# Start of Data
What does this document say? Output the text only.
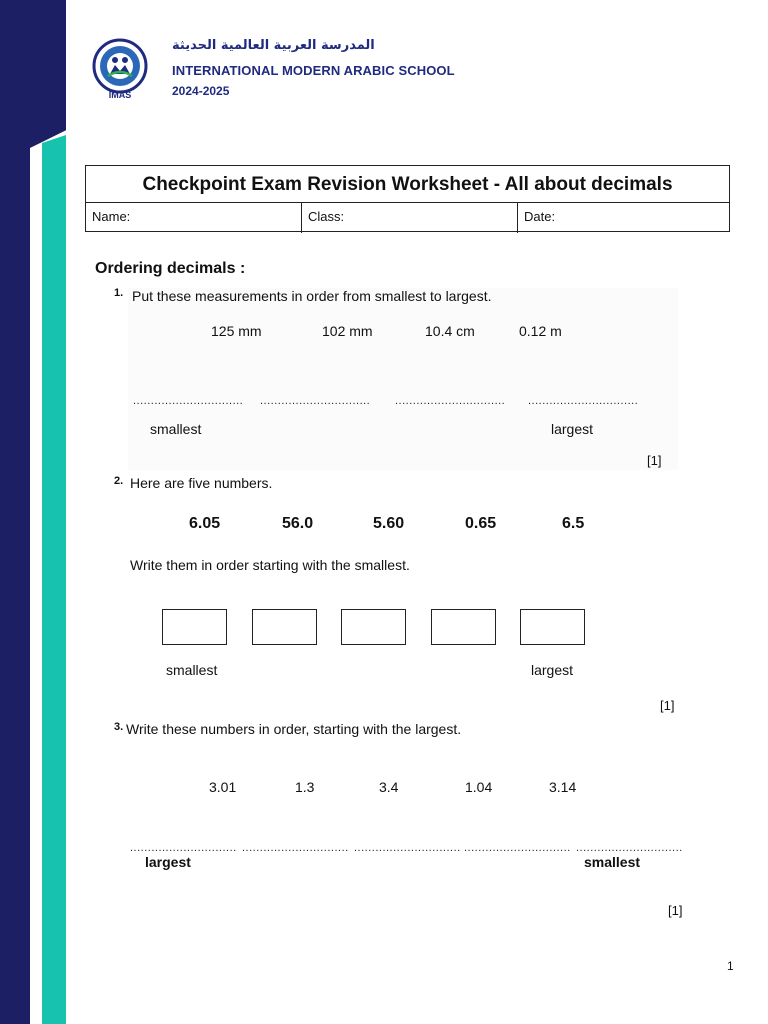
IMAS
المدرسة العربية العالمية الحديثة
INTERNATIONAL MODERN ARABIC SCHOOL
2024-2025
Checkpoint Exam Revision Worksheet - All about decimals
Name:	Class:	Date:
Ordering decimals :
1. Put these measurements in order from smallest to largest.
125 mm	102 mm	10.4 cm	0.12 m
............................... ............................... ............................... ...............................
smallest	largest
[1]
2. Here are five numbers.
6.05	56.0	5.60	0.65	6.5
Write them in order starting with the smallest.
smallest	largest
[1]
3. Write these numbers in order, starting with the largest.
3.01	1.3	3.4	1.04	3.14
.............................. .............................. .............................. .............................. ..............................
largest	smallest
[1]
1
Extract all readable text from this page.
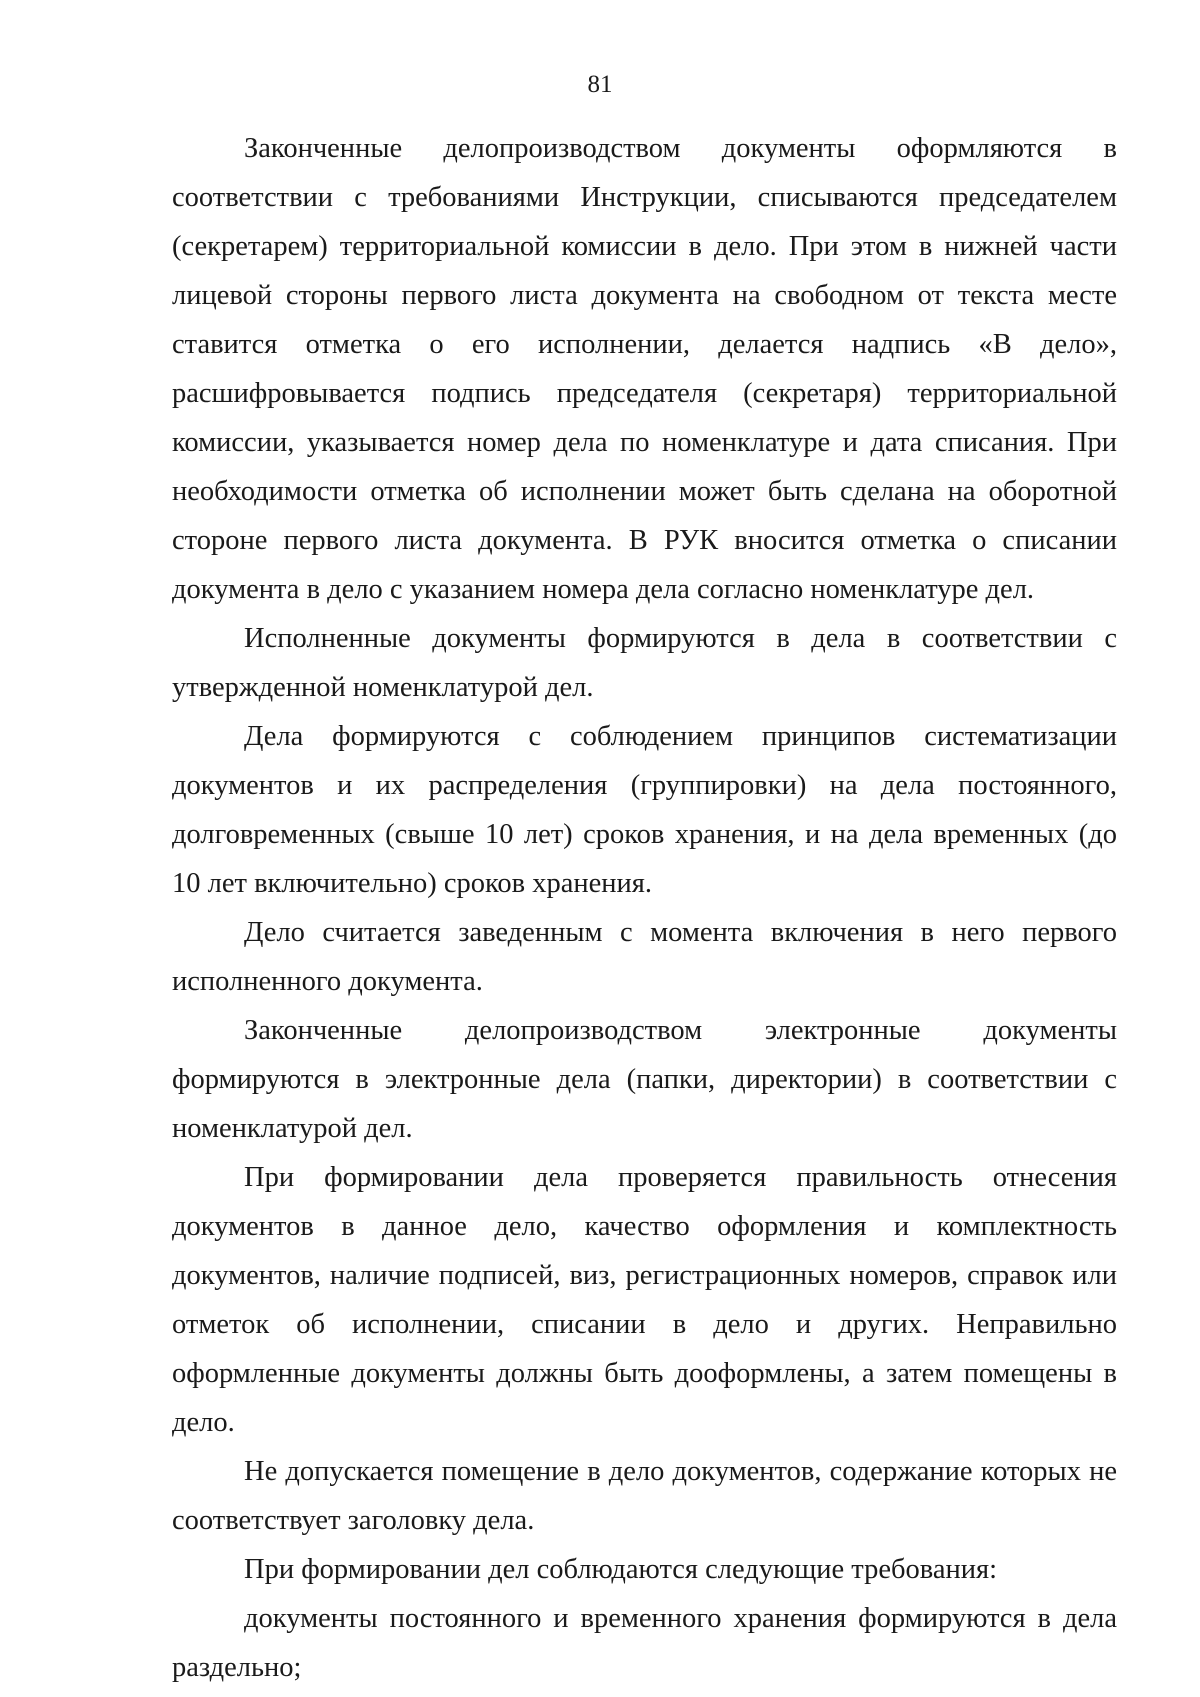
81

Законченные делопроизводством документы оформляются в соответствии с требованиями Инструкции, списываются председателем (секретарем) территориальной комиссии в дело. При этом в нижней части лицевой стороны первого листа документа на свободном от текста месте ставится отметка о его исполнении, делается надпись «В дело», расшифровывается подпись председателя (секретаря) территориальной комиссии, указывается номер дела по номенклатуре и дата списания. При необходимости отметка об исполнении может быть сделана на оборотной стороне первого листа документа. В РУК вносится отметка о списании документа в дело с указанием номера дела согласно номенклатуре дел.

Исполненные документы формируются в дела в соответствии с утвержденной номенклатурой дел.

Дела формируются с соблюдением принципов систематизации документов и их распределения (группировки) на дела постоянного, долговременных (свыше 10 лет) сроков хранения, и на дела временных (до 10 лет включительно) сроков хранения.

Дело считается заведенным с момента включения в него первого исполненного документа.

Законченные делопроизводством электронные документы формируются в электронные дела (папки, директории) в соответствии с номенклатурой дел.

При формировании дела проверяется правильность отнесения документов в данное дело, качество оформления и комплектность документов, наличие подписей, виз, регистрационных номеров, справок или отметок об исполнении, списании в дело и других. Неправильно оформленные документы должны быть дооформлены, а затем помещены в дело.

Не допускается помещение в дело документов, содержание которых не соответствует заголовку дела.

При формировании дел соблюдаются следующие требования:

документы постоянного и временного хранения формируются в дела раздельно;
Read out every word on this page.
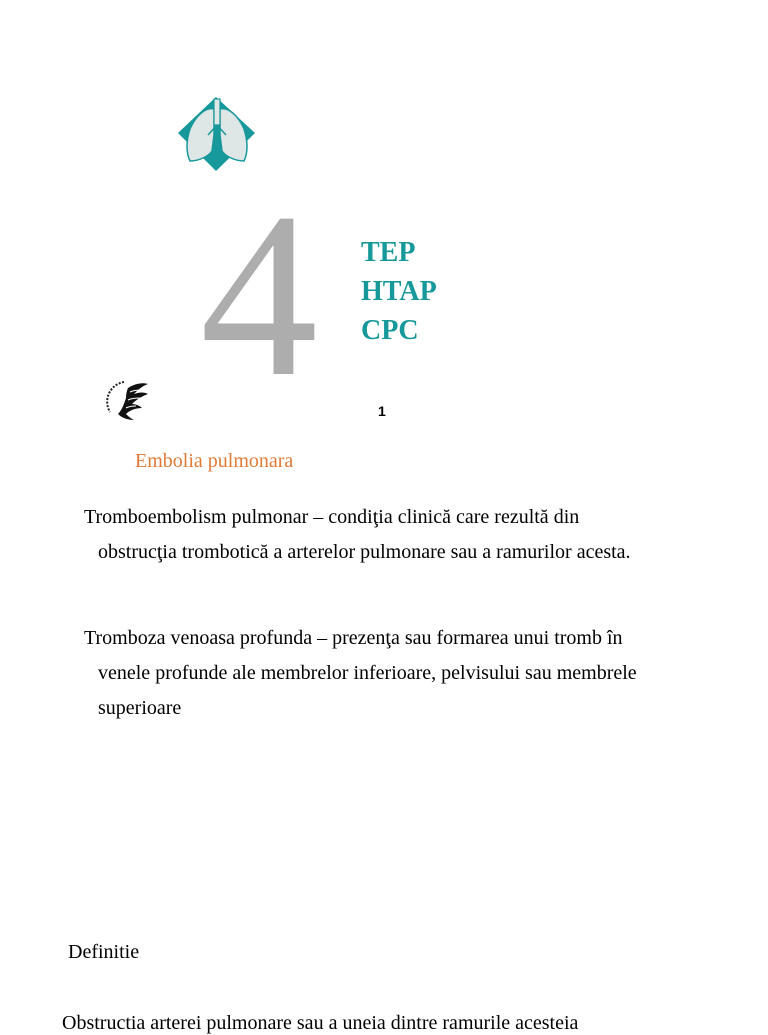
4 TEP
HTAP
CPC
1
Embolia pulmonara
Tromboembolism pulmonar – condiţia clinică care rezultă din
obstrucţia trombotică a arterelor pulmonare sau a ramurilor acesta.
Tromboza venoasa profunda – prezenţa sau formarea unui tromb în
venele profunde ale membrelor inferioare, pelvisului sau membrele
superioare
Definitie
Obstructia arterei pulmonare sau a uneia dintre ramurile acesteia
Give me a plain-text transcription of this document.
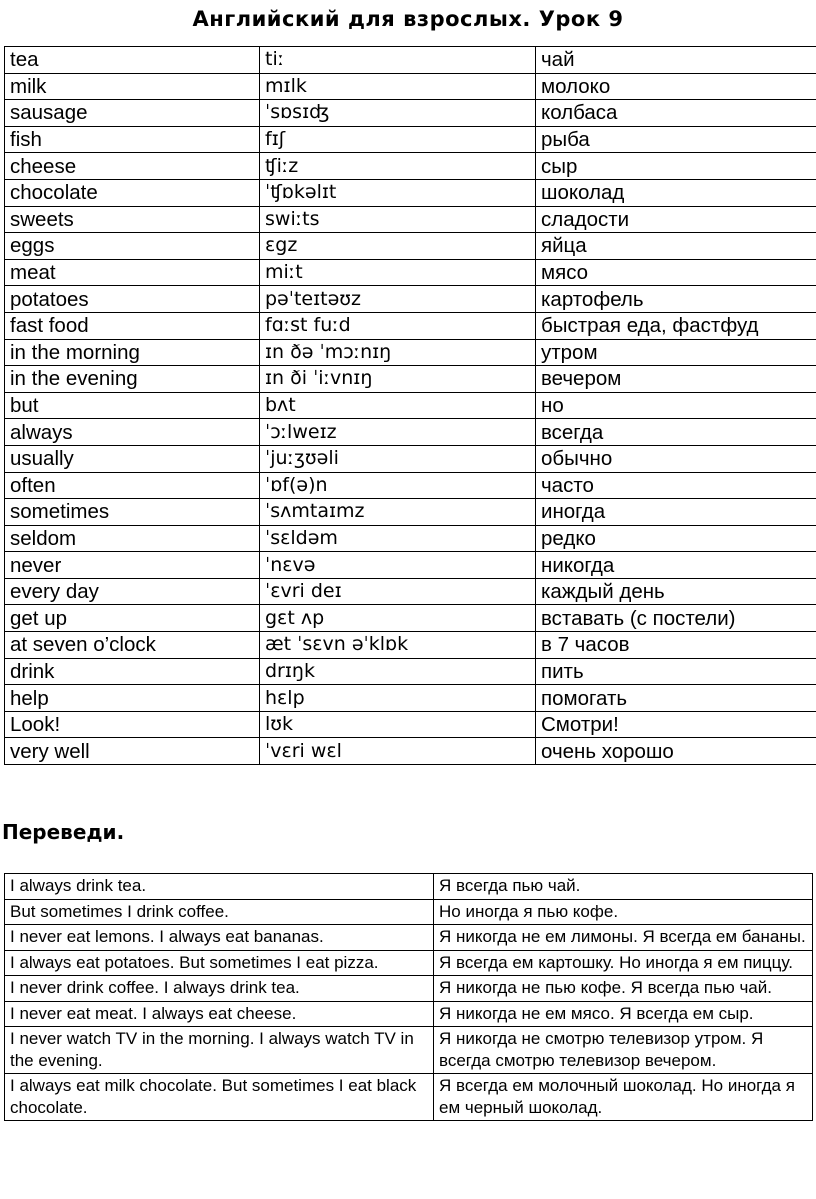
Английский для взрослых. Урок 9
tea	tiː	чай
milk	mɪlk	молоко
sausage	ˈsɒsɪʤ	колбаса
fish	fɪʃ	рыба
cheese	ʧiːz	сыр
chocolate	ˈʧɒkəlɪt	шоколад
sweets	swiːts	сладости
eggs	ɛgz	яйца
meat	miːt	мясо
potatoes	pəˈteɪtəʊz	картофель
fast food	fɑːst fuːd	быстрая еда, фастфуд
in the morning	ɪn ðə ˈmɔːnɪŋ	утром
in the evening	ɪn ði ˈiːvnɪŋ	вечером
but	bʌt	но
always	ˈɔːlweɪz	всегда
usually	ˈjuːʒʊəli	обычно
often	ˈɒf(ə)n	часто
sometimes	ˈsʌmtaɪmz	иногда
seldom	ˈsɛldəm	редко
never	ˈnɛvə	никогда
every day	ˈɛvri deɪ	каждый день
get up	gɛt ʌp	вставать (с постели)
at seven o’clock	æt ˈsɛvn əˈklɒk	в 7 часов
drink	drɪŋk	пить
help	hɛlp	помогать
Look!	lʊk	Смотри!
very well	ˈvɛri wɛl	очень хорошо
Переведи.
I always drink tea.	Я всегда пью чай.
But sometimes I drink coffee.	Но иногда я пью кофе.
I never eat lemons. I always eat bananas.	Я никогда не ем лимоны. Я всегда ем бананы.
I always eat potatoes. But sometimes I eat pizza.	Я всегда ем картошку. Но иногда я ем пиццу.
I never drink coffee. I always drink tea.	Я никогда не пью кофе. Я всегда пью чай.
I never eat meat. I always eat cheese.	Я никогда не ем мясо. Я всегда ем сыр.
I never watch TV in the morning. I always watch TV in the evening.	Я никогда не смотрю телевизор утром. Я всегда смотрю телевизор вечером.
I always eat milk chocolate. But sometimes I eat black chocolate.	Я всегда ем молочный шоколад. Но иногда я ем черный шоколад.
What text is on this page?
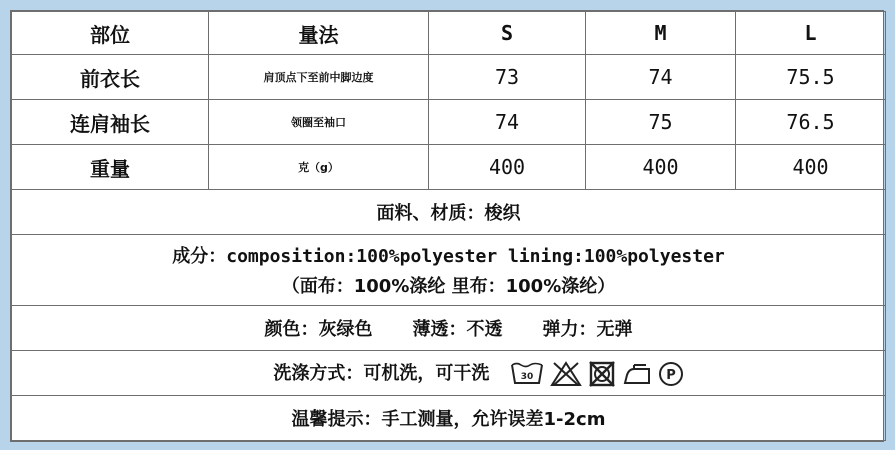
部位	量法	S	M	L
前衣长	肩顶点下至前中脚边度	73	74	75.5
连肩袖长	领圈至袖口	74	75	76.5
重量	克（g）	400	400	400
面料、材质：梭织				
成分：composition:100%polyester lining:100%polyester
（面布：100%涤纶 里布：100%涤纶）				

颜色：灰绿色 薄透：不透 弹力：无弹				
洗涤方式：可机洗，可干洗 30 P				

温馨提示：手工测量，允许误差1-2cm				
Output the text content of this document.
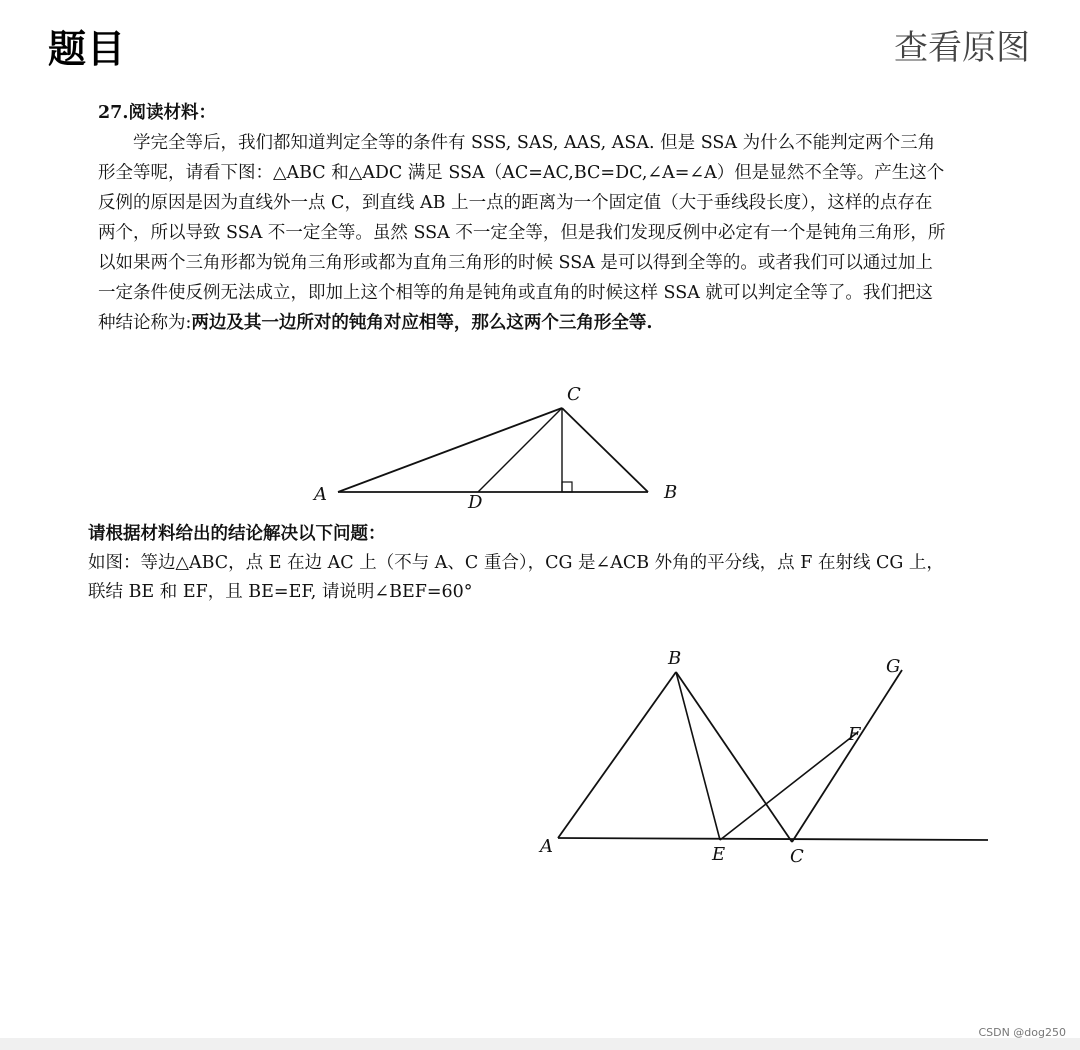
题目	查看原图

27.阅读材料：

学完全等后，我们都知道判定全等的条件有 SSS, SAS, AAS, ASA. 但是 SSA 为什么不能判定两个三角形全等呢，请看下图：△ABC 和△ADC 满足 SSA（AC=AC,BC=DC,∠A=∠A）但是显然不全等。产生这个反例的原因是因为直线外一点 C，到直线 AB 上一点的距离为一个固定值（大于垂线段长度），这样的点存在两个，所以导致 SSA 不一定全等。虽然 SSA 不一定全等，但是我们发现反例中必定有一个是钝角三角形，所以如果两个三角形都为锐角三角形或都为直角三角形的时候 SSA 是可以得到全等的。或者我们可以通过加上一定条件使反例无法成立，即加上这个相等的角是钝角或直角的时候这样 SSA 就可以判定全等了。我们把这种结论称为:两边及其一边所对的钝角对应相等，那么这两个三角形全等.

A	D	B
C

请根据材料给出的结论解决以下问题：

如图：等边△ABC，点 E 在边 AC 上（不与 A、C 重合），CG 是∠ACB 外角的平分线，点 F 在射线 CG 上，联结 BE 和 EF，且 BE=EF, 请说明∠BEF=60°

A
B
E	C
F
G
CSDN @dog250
# End of Data
● Your instructions: All of the entries above should be duplicated exactly, except for the pictures.

● Result of this exercise:
What does this document say? Output the text only.
IMAS
المدرسة العربية العالمية الحديثة
INTERNATIONAL MODERN ARABIC SCHOOL
2024-2025
Checkpoint Exam Revision Worksheet - All about decimals
Name:	Class:	Date:
Ordering decimals :
1. Put these measurements in order from smallest to largest.
125 mm	102 mm	10.4 cm	0.12 m
............................... ............................... ............................... ...............................
smallest	largest
[1]
2. Here are five numbers.
6.05	56.0	5.60	0.65	6.5
Write them in order starting with the smallest.
smallest	largest
[1]
3. Write these numbers in order, starting with the largest.
3.01	1.3	3.4	1.04	3.14
.............................. .............................. .............................. .............................. ..............................
largest	smallest
[1]
1
Extract all readable text from this page.
81

Законченные делопроизводством документы оформляются в соответствии с требованиями Инструкции, списываются председателем (секретарем) территориальной комиссии в дело. При этом в нижней части лицевой стороны первого листа документа на свободном от текста месте ставится отметка о его исполнении, делается надпись «В дело», расшифровывается подпись председателя (секретаря) территориальной комиссии, указывается номер дела по номенклатуре и дата списания. При необходимости отметка об исполнении может быть сделана на оборотной стороне первого листа документа. В РУК вносится отметка о списании документа в дело с указанием номера дела согласно номенклатуре дел.

Исполненные документы формируются в дела в соответствии с утвержденной номенклатурой дел.

Дела формируются с соблюдением принципов систематизации документов и их распределения (группировки) на дела постоянного, долговременных (свыше 10 лет) сроков хранения, и на дела временных (до 10 лет включительно) сроков хранения.

Дело считается заведенным с момента включения в него первого исполненного документа.

Законченные делопроизводством электронные документы формируются в электронные дела (папки, директории) в соответствии с номенклатурой дел.

При формировании дела проверяется правильность отнесения документов в данное дело, качество оформления и комплектность документов, наличие подписей, виз, регистрационных номеров, справок или отметок об исполнении, списании в дело и других. Неправильно оформленные документы должны быть дооформлены, а затем помещены в дело.

Не допускается помещение в дело документов, содержание которых не соответствует заголовку дела.

При формировании дел соблюдаются следующие требования:

документы постоянного и временного хранения формируются в дела раздельно;
Read out every word on this page.
4 TEP
HTAP
CPC
1
Embolia pulmonara
Tromboembolism pulmonar – condiţia clinică care rezultă din
obstrucţia trombotică a arterelor pulmonare sau a ramurilor acesta.
Tromboza venoasa profunda – prezenţa sau formarea unui tromb în
venele profunde ale membrelor inferioare, pelvisului sau membrele
superioare
Definitie
Obstructia arterei pulmonare sau a uneia dintre ramurile acesteia
Give me a plain-text transcription of this document.
Английский для взрослых. Урок 9
tea	tiː	чай
milk	mɪlk	молоко
sausage	ˈsɒsɪʤ	колбаса
fish	fɪʃ	рыба
cheese	ʧiːz	сыр
chocolate	ˈʧɒkəlɪt	шоколад
sweets	swiːts	сладости
eggs	ɛgz	яйца
meat	miːt	мясо
potatoes	pəˈteɪtəʊz	картофель
fast food	fɑːst fuːd	быстрая еда, фастфуд
in the morning	ɪn ðə ˈmɔːnɪŋ	утром
in the evening	ɪn ði ˈiːvnɪŋ	вечером
but	bʌt	но
always	ˈɔːlweɪz	всегда
usually	ˈjuːʒʊəli	обычно
often	ˈɒf(ə)n	часто
sometimes	ˈsʌmtaɪmz	иногда
seldom	ˈsɛldəm	редко
never	ˈnɛvə	никогда
every day	ˈɛvri deɪ	каждый день
get up	gɛt ʌp	вставать (с постели)
at seven o’clock	æt ˈsɛvn əˈklɒk	в 7 часов
drink	drɪŋk	пить
help	hɛlp	помогать
Look!	lʊk	Смотри!
very well	ˈvɛri wɛl	очень хорошо
Переведи.
I always drink tea.	Я всегда пью чай.
But sometimes I drink coffee.	Но иногда я пью кофе.
I never eat lemons. I always eat bananas.	Я никогда не ем лимоны. Я всегда ем бананы.
I always eat potatoes. But sometimes I eat pizza.	Я всегда ем картошку. Но иногда я ем пиццу.
I never drink coffee. I always drink tea.	Я никогда не пью кофе. Я всегда пью чай.
I never eat meat. I always eat cheese.	Я никогда не ем мясо. Я всегда ем сыр.
I never watch TV in the morning. I always watch TV in the evening.	Я никогда не смотрю телевизор утром. Я всегда смотрю телевизор вечером.
I always eat milk chocolate. But sometimes I eat black chocolate.	Я всегда ем молочный шоколад. Но иногда я ем черный шоколад.
What text is on this page?
部位	量法	S	M	L
前衣长	肩顶点下至前中脚边度	73	74	75.5
连肩袖长	领圈至袖口	74	75	76.5
重量	克（g）	400	400	400
面料、材质：梭织				
成分：composition:100%polyester lining:100%polyester
（面布：100%涤纶 里布：100%涤纶）				

颜色：灰绿色 薄透：不透 弹力：无弹				
洗涤方式：可机洗，可干洗 30 P				

温馨提示：手工测量，允许误差1-2cm				
Output the text content of this document.
题目	查看原图

27.阅读材料：

学完全等后，我们都知道判定全等的条件有 SSS, SAS, AAS, ASA. 但是 SSA 为什么不能判定两个三角形全等呢，请看下图：△ABC 和△ADC 满足 SSA（AC=AC,BC=DC,∠A=∠A）但是显然不全等。产生这个反例的原因是因为直线外一点 C，到直线 AB 上一点的距离为一个固定值（大于垂线段长度），这样的点存在两个，所以导致 SSA 不一定全等。虽然 SSA 不一定全等，但是我们发现反例中必定有一个是钝角三角形，所以如果两个三角形都为锐角三角形或都为直角三角形的时候 SSA 是可以得到全等的。或者我们可以通过加上一定条件使反例无法成立，即加上这个相等的角是钝角或直角的时候这样 SSA 就可以判定全等了。我们把这种结论称为:两边及其一边所对的钝角对应相等，那么这两个三角形全等.

A	D	B
C

请根据材料给出的结论解决以下问题：

如图：等边△ABC，点 E 在边 AC 上（不与 A、C 重合），CG 是∠ACB 外角的平分线，点 F 在射线 CG 上，联结 BE 和 EF，且 BE=EF, 请说明∠BEF=60°

A
B
E	C
F
G
CSDN @dog250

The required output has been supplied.